[What is required] Pull out every line with the word "Norden".

[Information provided]

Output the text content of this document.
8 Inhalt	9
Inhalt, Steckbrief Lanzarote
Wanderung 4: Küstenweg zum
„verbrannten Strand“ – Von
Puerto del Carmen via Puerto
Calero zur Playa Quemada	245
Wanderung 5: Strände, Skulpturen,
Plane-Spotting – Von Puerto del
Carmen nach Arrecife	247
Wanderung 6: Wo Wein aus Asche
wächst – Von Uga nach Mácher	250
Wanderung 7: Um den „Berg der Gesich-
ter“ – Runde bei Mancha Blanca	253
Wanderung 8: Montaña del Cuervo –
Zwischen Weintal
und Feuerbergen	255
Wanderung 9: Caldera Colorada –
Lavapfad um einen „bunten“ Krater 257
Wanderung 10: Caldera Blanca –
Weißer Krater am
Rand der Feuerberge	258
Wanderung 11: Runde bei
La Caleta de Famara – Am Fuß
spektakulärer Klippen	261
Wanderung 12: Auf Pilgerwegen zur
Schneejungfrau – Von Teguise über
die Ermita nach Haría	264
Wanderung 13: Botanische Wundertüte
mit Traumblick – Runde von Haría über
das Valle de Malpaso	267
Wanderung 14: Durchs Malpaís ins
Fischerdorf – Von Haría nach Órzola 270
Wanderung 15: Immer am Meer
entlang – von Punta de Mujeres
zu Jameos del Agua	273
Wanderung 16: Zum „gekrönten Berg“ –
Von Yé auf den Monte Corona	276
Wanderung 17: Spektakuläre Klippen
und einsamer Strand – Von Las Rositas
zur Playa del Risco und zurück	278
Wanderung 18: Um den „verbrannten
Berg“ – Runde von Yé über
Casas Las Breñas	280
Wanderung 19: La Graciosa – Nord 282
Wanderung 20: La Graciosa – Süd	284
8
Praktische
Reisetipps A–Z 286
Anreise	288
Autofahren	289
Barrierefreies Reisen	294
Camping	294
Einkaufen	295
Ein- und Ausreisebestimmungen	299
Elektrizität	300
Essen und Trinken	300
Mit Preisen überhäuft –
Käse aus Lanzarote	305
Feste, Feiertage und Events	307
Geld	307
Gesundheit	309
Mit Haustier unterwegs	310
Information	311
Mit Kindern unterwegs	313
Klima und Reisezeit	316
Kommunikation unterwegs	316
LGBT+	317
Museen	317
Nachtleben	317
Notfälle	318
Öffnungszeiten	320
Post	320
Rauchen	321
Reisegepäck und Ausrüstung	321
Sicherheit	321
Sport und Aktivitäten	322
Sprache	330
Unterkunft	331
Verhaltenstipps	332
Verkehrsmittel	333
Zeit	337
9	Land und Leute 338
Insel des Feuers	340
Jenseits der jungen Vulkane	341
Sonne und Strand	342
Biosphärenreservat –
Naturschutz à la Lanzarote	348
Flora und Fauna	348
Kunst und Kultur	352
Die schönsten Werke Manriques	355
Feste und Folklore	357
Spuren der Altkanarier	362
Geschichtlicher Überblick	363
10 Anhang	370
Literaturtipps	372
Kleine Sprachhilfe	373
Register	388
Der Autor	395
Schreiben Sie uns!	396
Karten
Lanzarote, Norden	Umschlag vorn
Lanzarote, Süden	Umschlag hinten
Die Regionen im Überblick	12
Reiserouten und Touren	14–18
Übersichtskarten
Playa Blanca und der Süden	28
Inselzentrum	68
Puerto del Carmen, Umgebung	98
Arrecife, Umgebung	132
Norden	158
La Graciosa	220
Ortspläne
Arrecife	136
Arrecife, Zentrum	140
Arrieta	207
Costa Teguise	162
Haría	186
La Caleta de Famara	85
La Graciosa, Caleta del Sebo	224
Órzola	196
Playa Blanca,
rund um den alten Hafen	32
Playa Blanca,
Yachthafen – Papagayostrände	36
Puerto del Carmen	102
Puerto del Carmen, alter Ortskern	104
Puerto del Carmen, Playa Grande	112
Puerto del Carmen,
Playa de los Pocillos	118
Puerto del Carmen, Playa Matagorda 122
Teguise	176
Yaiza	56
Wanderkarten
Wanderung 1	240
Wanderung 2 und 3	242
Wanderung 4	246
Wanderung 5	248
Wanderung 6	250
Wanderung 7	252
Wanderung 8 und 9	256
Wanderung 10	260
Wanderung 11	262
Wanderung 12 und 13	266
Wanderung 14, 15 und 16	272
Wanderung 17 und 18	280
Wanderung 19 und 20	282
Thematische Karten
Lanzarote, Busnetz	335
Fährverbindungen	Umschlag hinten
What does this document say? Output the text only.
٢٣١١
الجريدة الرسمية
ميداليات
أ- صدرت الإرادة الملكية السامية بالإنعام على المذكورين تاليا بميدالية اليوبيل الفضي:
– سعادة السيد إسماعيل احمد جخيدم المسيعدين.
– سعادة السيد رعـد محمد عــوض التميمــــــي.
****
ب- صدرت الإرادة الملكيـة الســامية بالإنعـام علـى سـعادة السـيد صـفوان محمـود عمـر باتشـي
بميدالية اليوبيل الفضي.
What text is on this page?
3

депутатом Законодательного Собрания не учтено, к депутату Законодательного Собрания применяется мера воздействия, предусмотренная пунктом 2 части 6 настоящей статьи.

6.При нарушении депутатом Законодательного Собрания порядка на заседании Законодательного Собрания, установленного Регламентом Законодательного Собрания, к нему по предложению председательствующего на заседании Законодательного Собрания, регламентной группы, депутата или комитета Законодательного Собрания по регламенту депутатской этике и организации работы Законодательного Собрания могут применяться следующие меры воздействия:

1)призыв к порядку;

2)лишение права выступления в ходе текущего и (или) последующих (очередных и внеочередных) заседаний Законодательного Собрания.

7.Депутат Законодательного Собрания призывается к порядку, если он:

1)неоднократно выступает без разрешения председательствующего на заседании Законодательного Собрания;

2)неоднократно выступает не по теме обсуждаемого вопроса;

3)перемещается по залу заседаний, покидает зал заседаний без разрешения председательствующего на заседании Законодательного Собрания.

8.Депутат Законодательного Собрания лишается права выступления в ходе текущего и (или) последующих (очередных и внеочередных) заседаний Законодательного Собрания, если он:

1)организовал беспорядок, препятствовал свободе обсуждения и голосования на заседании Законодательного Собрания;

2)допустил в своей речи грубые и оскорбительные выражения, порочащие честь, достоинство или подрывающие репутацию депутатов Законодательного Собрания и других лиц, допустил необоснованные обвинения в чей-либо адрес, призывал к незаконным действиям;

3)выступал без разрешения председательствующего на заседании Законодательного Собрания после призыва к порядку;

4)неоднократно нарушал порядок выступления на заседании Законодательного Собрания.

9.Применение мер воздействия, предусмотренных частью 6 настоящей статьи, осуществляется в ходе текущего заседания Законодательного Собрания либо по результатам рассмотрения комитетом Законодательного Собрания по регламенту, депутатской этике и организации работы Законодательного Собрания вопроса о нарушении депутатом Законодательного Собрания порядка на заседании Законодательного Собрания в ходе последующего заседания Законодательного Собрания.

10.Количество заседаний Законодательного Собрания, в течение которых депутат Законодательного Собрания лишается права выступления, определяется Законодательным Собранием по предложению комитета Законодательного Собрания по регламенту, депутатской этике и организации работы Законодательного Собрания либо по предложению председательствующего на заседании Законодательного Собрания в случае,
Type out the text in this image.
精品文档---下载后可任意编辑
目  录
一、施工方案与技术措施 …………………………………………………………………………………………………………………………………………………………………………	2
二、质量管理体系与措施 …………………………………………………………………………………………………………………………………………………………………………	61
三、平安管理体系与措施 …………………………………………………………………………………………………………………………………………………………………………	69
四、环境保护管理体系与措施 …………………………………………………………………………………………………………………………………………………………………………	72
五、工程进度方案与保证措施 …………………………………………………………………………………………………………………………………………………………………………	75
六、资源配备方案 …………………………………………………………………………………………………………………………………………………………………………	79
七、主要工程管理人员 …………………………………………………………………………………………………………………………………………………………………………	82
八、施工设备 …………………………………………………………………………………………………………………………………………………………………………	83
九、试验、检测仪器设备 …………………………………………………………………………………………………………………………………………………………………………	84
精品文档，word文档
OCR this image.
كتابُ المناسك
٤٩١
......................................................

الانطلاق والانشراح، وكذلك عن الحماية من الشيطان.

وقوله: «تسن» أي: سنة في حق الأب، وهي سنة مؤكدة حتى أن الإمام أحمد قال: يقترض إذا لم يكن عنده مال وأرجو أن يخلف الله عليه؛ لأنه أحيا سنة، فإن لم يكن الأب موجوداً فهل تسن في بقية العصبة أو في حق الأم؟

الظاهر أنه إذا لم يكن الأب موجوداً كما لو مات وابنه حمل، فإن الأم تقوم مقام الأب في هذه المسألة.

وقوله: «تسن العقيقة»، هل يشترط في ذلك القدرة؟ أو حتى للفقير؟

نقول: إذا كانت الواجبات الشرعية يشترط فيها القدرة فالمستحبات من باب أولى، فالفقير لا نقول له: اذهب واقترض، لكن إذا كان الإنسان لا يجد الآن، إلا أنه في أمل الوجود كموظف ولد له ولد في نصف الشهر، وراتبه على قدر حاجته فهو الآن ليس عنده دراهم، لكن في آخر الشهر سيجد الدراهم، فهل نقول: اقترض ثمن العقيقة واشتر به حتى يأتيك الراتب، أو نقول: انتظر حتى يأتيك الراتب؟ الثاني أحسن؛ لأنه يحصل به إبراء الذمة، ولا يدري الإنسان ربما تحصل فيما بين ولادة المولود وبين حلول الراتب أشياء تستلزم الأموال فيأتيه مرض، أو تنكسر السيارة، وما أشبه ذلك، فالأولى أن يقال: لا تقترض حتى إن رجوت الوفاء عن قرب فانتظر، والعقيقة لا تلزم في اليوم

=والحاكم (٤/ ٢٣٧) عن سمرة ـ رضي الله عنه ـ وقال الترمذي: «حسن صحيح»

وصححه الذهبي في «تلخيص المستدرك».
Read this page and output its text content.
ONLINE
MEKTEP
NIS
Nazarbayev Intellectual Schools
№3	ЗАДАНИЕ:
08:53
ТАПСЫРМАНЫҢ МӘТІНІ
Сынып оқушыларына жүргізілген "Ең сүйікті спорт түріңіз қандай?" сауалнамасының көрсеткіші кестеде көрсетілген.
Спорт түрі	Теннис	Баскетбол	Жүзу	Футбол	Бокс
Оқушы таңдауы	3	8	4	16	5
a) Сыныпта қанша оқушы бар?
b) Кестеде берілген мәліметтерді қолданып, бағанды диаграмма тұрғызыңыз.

[Task response]
Lanzarote, Norden	Umschlag vorn
Norden	158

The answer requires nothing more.